> **What is required**: In the data below, how many lines contain the string "風のゆくえ"? Reply with the number alone.

> **Data items**:

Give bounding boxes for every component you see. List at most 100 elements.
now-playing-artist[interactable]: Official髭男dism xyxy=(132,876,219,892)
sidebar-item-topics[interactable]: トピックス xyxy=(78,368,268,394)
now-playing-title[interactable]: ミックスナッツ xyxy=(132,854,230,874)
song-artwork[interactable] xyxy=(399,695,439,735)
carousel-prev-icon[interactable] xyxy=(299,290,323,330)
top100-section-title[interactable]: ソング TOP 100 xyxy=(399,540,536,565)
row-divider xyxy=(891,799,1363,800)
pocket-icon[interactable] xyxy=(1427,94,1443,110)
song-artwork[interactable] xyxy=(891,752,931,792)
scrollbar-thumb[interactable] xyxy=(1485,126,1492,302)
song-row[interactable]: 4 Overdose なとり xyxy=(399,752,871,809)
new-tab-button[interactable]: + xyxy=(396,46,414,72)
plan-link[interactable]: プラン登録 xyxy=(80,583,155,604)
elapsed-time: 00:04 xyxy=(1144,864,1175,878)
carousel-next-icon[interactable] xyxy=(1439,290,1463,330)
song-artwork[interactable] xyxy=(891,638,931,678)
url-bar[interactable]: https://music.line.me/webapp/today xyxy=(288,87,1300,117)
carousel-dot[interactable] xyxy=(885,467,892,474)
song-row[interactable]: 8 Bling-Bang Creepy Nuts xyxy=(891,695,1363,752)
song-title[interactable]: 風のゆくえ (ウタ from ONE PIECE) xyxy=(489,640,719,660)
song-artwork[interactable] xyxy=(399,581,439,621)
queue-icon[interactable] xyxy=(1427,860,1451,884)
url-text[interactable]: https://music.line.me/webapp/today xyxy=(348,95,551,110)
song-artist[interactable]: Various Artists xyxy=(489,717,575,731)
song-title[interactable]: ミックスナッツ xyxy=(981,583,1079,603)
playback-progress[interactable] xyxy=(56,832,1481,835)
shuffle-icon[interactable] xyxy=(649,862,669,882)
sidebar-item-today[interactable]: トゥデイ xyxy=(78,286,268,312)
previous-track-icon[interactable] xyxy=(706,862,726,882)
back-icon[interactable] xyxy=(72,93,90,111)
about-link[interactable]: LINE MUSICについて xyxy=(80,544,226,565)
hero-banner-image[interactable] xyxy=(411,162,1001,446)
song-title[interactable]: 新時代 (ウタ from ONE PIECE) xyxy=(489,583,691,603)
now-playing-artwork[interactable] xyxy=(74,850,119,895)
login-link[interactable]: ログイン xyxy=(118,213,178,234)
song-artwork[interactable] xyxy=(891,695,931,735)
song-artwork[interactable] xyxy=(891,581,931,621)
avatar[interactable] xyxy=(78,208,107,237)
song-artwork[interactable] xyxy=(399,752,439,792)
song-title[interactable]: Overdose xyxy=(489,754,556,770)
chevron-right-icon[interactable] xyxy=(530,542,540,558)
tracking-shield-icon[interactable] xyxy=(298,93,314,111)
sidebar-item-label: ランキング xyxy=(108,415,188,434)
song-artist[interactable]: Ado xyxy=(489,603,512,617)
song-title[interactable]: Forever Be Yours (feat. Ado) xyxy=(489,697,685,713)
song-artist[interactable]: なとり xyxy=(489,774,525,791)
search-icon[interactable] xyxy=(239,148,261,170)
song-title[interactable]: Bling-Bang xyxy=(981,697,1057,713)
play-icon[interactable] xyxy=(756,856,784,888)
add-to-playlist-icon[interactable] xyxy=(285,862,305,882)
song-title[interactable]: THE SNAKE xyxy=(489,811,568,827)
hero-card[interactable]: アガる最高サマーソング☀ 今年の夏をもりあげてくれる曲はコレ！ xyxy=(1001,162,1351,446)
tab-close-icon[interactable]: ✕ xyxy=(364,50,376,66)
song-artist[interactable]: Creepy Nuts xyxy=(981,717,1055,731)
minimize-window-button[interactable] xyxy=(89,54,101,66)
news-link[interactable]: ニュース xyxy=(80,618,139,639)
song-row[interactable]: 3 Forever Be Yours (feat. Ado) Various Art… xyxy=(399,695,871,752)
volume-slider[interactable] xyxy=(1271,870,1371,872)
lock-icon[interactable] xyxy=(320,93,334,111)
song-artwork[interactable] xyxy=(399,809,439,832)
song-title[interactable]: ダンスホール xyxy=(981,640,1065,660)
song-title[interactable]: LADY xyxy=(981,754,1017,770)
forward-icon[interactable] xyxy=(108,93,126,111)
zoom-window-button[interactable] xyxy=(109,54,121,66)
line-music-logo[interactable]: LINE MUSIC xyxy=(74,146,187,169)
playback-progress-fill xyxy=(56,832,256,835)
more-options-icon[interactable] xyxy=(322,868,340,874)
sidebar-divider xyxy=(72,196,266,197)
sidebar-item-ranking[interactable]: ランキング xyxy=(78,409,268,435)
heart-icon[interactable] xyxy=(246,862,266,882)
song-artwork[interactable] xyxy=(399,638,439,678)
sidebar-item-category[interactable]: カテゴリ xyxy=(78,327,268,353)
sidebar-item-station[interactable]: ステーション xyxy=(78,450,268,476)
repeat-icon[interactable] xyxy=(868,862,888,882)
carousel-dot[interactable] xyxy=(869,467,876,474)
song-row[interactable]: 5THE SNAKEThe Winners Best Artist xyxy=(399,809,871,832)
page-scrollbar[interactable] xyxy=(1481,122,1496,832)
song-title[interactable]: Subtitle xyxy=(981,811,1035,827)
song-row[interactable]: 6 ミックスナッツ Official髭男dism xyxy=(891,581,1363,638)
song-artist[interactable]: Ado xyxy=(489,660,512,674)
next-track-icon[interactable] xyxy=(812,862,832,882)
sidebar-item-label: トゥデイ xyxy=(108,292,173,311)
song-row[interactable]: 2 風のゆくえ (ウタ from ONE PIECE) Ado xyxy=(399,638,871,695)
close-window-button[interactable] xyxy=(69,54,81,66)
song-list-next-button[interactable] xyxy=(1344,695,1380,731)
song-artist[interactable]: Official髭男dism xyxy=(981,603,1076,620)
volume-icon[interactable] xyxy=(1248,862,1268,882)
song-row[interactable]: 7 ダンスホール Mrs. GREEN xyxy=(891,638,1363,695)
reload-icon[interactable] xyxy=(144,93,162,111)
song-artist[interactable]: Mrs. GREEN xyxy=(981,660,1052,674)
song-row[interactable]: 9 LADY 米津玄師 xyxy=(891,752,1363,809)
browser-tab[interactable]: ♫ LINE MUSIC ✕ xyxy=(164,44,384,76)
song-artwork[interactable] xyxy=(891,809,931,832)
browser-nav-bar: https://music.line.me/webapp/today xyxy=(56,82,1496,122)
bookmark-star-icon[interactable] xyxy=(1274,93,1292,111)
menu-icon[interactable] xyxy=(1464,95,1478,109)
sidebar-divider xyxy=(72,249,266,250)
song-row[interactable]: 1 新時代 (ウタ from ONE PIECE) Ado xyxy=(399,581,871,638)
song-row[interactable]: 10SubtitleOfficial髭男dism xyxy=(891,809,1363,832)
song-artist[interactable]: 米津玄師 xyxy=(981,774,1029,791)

> **The answer**: 2